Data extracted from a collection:
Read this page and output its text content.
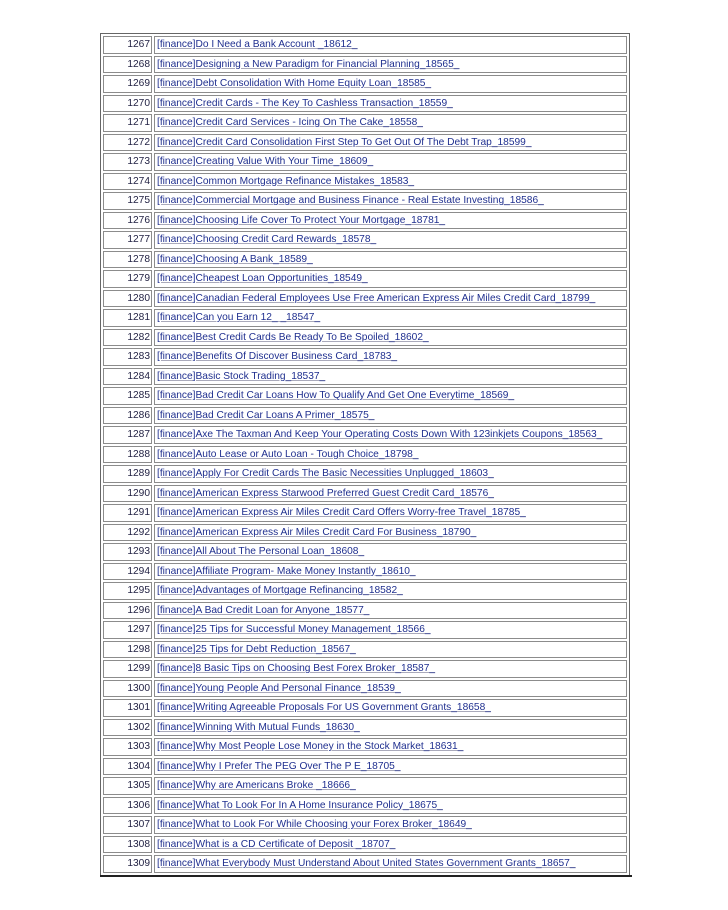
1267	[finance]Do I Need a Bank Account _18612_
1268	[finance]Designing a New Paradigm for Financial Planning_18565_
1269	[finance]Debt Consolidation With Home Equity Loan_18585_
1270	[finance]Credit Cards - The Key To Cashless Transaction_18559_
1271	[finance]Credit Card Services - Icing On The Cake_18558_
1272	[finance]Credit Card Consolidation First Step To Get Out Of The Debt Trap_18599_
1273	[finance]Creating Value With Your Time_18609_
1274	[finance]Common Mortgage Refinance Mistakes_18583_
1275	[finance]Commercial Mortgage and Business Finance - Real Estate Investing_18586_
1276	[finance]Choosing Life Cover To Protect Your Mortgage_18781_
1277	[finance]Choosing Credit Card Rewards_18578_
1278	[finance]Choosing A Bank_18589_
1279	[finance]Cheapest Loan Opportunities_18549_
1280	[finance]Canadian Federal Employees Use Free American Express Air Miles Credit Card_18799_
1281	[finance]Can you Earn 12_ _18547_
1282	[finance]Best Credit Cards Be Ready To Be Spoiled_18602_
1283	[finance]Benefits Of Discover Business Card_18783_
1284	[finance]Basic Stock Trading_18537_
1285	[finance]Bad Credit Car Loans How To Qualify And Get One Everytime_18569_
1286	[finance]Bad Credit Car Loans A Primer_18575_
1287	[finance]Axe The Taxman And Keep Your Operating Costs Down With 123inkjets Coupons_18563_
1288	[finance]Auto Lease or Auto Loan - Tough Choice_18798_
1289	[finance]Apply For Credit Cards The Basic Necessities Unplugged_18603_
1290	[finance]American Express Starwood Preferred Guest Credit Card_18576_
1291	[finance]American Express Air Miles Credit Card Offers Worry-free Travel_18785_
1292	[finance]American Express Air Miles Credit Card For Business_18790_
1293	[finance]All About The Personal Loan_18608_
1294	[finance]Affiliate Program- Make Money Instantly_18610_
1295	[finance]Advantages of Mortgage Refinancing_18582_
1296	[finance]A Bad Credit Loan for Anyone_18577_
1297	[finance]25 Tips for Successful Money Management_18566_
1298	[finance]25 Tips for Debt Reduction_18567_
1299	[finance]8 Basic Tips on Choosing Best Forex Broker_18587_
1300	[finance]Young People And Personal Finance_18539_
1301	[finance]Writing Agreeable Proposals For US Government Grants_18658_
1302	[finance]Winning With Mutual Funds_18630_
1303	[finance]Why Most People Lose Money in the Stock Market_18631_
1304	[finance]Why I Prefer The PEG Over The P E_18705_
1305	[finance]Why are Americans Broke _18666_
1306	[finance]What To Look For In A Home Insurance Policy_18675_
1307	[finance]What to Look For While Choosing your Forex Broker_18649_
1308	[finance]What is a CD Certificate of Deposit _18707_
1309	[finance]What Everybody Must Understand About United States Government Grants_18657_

WHAT YOU SHOULD DO: Give the data again exactly as written, with all pictures left out.

SOLUTION TO THIS EXERCISE:
Read this page and output its text content.
1267	[finance]Do I Need a Bank Account _18612_
1268	[finance]Designing a New Paradigm for Financial Planning_18565_
1269	[finance]Debt Consolidation With Home Equity Loan_18585_
1270	[finance]Credit Cards - The Key To Cashless Transaction_18559_
1271	[finance]Credit Card Services - Icing On The Cake_18558_
1272	[finance]Credit Card Consolidation First Step To Get Out Of The Debt Trap_18599_
1273	[finance]Creating Value With Your Time_18609_
1274	[finance]Common Mortgage Refinance Mistakes_18583_
1275	[finance]Commercial Mortgage and Business Finance - Real Estate Investing_18586_
1276	[finance]Choosing Life Cover To Protect Your Mortgage_18781_
1277	[finance]Choosing Credit Card Rewards_18578_
1278	[finance]Choosing A Bank_18589_
1279	[finance]Cheapest Loan Opportunities_18549_
1280	[finance]Canadian Federal Employees Use Free American Express Air Miles Credit Card_18799_
1281	[finance]Can you Earn 12_ _18547_
1282	[finance]Best Credit Cards Be Ready To Be Spoiled_18602_
1283	[finance]Benefits Of Discover Business Card_18783_
1284	[finance]Basic Stock Trading_18537_
1285	[finance]Bad Credit Car Loans How To Qualify And Get One Everytime_18569_
1286	[finance]Bad Credit Car Loans A Primer_18575_
1287	[finance]Axe The Taxman And Keep Your Operating Costs Down With 123inkjets Coupons_18563_
1288	[finance]Auto Lease or Auto Loan - Tough Choice_18798_
1289	[finance]Apply For Credit Cards The Basic Necessities Unplugged_18603_
1290	[finance]American Express Starwood Preferred Guest Credit Card_18576_
1291	[finance]American Express Air Miles Credit Card Offers Worry-free Travel_18785_
1292	[finance]American Express Air Miles Credit Card For Business_18790_
1293	[finance]All About The Personal Loan_18608_
1294	[finance]Affiliate Program- Make Money Instantly_18610_
1295	[finance]Advantages of Mortgage Refinancing_18582_
1296	[finance]A Bad Credit Loan for Anyone_18577_
1297	[finance]25 Tips for Successful Money Management_18566_
1298	[finance]25 Tips for Debt Reduction_18567_
1299	[finance]8 Basic Tips on Choosing Best Forex Broker_18587_
1300	[finance]Young People And Personal Finance_18539_
1301	[finance]Writing Agreeable Proposals For US Government Grants_18658_
1302	[finance]Winning With Mutual Funds_18630_
1303	[finance]Why Most People Lose Money in the Stock Market_18631_
1304	[finance]Why I Prefer The PEG Over The P E_18705_
1305	[finance]Why are Americans Broke _18666_
1306	[finance]What To Look For In A Home Insurance Policy_18675_
1307	[finance]What to Look For While Choosing your Forex Broker_18649_
1308	[finance]What is a CD Certificate of Deposit _18707_
1309	[finance]What Everybody Must Understand About United States Government Grants_18657_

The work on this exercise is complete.